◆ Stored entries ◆
□ □ □

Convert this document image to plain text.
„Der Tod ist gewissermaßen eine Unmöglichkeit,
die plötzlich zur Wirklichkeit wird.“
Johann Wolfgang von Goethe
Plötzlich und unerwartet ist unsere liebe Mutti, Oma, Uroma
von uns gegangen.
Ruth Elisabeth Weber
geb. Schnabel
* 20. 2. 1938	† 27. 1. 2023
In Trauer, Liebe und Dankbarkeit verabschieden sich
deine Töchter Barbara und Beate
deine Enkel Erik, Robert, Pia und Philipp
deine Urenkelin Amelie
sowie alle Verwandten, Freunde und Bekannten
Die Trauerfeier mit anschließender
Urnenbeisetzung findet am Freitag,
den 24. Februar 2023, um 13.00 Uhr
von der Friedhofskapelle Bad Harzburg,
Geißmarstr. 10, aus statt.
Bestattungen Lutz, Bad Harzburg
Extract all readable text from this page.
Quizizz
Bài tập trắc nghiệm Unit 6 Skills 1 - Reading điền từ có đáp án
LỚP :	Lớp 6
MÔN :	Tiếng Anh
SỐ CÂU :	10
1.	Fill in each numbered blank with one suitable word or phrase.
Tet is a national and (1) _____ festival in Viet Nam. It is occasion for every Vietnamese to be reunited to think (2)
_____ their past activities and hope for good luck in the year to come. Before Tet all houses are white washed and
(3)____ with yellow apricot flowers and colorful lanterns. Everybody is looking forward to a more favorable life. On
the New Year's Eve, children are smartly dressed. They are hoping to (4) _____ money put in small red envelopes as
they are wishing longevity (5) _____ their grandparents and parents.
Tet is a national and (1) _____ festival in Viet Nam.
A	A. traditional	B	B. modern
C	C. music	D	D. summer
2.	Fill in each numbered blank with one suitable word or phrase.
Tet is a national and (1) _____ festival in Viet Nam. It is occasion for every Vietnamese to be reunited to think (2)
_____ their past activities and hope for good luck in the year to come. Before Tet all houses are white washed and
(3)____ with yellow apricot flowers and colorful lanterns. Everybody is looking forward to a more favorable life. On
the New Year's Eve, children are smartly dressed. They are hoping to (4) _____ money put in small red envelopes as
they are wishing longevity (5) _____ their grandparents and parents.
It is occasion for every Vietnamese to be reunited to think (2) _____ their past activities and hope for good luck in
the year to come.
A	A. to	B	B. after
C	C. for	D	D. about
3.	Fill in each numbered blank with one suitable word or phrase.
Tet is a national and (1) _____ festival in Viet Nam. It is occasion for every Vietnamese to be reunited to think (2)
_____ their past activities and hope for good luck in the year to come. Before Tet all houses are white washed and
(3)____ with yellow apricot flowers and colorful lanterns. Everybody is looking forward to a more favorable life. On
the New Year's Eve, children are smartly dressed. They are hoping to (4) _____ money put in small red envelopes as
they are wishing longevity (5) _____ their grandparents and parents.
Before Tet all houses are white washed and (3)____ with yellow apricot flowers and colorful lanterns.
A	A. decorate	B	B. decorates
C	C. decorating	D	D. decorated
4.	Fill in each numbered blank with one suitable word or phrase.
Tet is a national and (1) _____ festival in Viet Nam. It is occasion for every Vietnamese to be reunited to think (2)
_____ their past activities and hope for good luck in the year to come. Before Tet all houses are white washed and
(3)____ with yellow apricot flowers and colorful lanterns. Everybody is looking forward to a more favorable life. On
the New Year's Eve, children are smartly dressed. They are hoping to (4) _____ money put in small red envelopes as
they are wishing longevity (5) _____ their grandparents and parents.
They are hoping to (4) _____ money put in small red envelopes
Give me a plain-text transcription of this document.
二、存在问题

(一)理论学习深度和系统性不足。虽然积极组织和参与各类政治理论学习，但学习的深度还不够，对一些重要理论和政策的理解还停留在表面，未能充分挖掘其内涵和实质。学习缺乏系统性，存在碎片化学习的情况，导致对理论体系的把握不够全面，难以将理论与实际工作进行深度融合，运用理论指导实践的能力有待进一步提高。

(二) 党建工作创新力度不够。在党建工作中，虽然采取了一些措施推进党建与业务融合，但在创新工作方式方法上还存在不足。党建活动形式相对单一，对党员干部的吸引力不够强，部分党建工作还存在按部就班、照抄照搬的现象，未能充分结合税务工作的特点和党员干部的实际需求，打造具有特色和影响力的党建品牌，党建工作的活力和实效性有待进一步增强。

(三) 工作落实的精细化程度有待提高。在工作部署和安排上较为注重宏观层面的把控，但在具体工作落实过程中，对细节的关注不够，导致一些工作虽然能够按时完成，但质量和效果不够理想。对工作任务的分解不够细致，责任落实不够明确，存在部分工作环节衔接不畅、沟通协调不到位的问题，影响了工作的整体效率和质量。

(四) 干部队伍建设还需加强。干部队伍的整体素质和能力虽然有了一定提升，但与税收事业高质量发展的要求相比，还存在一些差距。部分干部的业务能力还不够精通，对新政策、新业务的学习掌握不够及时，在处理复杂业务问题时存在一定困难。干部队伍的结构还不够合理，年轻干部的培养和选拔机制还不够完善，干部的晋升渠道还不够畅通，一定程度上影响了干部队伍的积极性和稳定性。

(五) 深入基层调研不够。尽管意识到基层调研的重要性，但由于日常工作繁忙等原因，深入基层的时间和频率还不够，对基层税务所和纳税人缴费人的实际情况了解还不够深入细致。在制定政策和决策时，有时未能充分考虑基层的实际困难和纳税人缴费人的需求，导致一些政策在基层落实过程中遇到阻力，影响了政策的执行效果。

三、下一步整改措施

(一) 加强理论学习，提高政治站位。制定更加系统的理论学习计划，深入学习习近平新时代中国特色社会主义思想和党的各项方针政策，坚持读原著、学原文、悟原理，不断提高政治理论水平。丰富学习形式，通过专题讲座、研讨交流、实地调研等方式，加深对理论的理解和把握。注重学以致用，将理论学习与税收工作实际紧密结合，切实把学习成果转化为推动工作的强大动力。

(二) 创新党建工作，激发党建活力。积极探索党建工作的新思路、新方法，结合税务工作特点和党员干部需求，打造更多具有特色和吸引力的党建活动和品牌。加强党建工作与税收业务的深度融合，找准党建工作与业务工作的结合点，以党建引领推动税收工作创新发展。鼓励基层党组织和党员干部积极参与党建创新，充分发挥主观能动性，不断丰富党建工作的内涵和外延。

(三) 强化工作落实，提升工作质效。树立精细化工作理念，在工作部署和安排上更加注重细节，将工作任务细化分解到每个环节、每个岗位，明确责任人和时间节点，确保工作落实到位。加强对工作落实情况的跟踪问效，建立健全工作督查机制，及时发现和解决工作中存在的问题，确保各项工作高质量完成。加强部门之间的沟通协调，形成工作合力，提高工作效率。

□ □ □

◆ GOAL OF THE EXERCISE ◆
Using the listing above, reproduce each line without omission.

◆ RESPONSE ◆
Convert this document image to plain text.
„Der Tod ist gewissermaßen eine Unmöglichkeit,
die plötzlich zur Wirklichkeit wird.“
Johann Wolfgang von Goethe
Plötzlich und unerwartet ist unsere liebe Mutti, Oma, Uroma
von uns gegangen.
Ruth Elisabeth Weber
geb. Schnabel
* 20. 2. 1938	† 27. 1. 2023
In Trauer, Liebe und Dankbarkeit verabschieden sich
deine Töchter Barbara und Beate
deine Enkel Erik, Robert, Pia und Philipp
deine Urenkelin Amelie
sowie alle Verwandten, Freunde und Bekannten
Die Trauerfeier mit anschließender
Urnenbeisetzung findet am Freitag,
den 24. Februar 2023, um 13.00 Uhr
von der Friedhofskapelle Bad Harzburg,
Geißmarstr. 10, aus statt.
Bestattungen Lutz, Bad Harzburg
Extract all readable text from this page.
Quizizz
Bài tập trắc nghiệm Unit 6 Skills 1 - Reading điền từ có đáp án
LỚP :	Lớp 6
MÔN :	Tiếng Anh
SỐ CÂU :	10
1.	Fill in each numbered blank with one suitable word or phrase.
Tet is a national and (1) _____ festival in Viet Nam. It is occasion for every Vietnamese to be reunited to think (2)
_____ their past activities and hope for good luck in the year to come. Before Tet all houses are white washed and
(3)____ with yellow apricot flowers and colorful lanterns. Everybody is looking forward to a more favorable life. On
the New Year's Eve, children are smartly dressed. They are hoping to (4) _____ money put in small red envelopes as
they are wishing longevity (5) _____ their grandparents and parents.
Tet is a national and (1) _____ festival in Viet Nam.
A	A. traditional	B	B. modern
C	C. music	D	D. summer
2.	Fill in each numbered blank with one suitable word or phrase.
Tet is a national and (1) _____ festival in Viet Nam. It is occasion for every Vietnamese to be reunited to think (2)
_____ their past activities and hope for good luck in the year to come. Before Tet all houses are white washed and
(3)____ with yellow apricot flowers and colorful lanterns. Everybody is looking forward to a more favorable life. On
the New Year's Eve, children are smartly dressed. They are hoping to (4) _____ money put in small red envelopes as
they are wishing longevity (5) _____ their grandparents and parents.
It is occasion for every Vietnamese to be reunited to think (2) _____ their past activities and hope for good luck in
the year to come.
A	A. to	B	B. after
C	C. for	D	D. about
3.	Fill in each numbered blank with one suitable word or phrase.
Tet is a national and (1) _____ festival in Viet Nam. It is occasion for every Vietnamese to be reunited to think (2)
_____ their past activities and hope for good luck in the year to come. Before Tet all houses are white washed and
(3)____ with yellow apricot flowers and colorful lanterns. Everybody is looking forward to a more favorable life. On
the New Year's Eve, children are smartly dressed. They are hoping to (4) _____ money put in small red envelopes as
they are wishing longevity (5) _____ their grandparents and parents.
Before Tet all houses are white washed and (3)____ with yellow apricot flowers and colorful lanterns.
A	A. decorate	B	B. decorates
C	C. decorating	D	D. decorated
4.	Fill in each numbered blank with one suitable word or phrase.
Tet is a national and (1) _____ festival in Viet Nam. It is occasion for every Vietnamese to be reunited to think (2)
_____ their past activities and hope for good luck in the year to come. Before Tet all houses are white washed and
(3)____ with yellow apricot flowers and colorful lanterns. Everybody is looking forward to a more favorable life. On
the New Year's Eve, children are smartly dressed. They are hoping to (4) _____ money put in small red envelopes as
they are wishing longevity (5) _____ their grandparents and parents.
They are hoping to (4) _____ money put in small red envelopes
Give me a plain-text transcription of this document.
二、存在问题

(一)理论学习深度和系统性不足。虽然积极组织和参与各类政治理论学习，但学习的深度还不够，对一些重要理论和政策的理解还停留在表面，未能充分挖掘其内涵和实质。学习缺乏系统性，存在碎片化学习的情况，导致对理论体系的把握不够全面，难以将理论与实际工作进行深度融合，运用理论指导实践的能力有待进一步提高。

(二) 党建工作创新力度不够。在党建工作中，虽然采取了一些措施推进党建与业务融合，但在创新工作方式方法上还存在不足。党建活动形式相对单一，对党员干部的吸引力不够强，部分党建工作还存在按部就班、照抄照搬的现象，未能充分结合税务工作的特点和党员干部的实际需求，打造具有特色和影响力的党建品牌，党建工作的活力和实效性有待进一步增强。

(三) 工作落实的精细化程度有待提高。在工作部署和安排上较为注重宏观层面的把控，但在具体工作落实过程中，对细节的关注不够，导致一些工作虽然能够按时完成，但质量和效果不够理想。对工作任务的分解不够细致，责任落实不够明确，存在部分工作环节衔接不畅、沟通协调不到位的问题，影响了工作的整体效率和质量。

(四) 干部队伍建设还需加强。干部队伍的整体素质和能力虽然有了一定提升，但与税收事业高质量发展的要求相比，还存在一些差距。部分干部的业务能力还不够精通，对新政策、新业务的学习掌握不够及时，在处理复杂业务问题时存在一定困难。干部队伍的结构还不够合理，年轻干部的培养和选拔机制还不够完善，干部的晋升渠道还不够畅通，一定程度上影响了干部队伍的积极性和稳定性。

(五) 深入基层调研不够。尽管意识到基层调研的重要性，但由于日常工作繁忙等原因，深入基层的时间和频率还不够，对基层税务所和纳税人缴费人的实际情况了解还不够深入细致。在制定政策和决策时，有时未能充分考虑基层的实际困难和纳税人缴费人的需求，导致一些政策在基层落实过程中遇到阻力，影响了政策的执行效果。

三、下一步整改措施

(一) 加强理论学习，提高政治站位。制定更加系统的理论学习计划，深入学习习近平新时代中国特色社会主义思想和党的各项方针政策，坚持读原著、学原文、悟原理，不断提高政治理论水平。丰富学习形式，通过专题讲座、研讨交流、实地调研等方式，加深对理论的理解和把握。注重学以致用，将理论学习与税收工作实际紧密结合，切实把学习成果转化为推动工作的强大动力。

(二) 创新党建工作，激发党建活力。积极探索党建工作的新思路、新方法，结合税务工作特点和党员干部需求，打造更多具有特色和吸引力的党建活动和品牌。加强党建工作与税收业务的深度融合，找准党建工作与业务工作的结合点，以党建引领推动税收工作创新发展。鼓励基层党组织和党员干部积极参与党建创新，充分发挥主观能动性，不断丰富党建工作的内涵和外延。

(三) 强化工作落实，提升工作质效。树立精细化工作理念，在工作部署和安排上更加注重细节，将工作任务细化分解到每个环节、每个岗位，明确责任人和时间节点，确保工作落实到位。加强对工作落实情况的跟踪问效，建立健全工作督查机制，及时发现和解决工作中存在的问题，确保各项工作高质量完成。加强部门之间的沟通协调，形成工作合力，提高工作效率。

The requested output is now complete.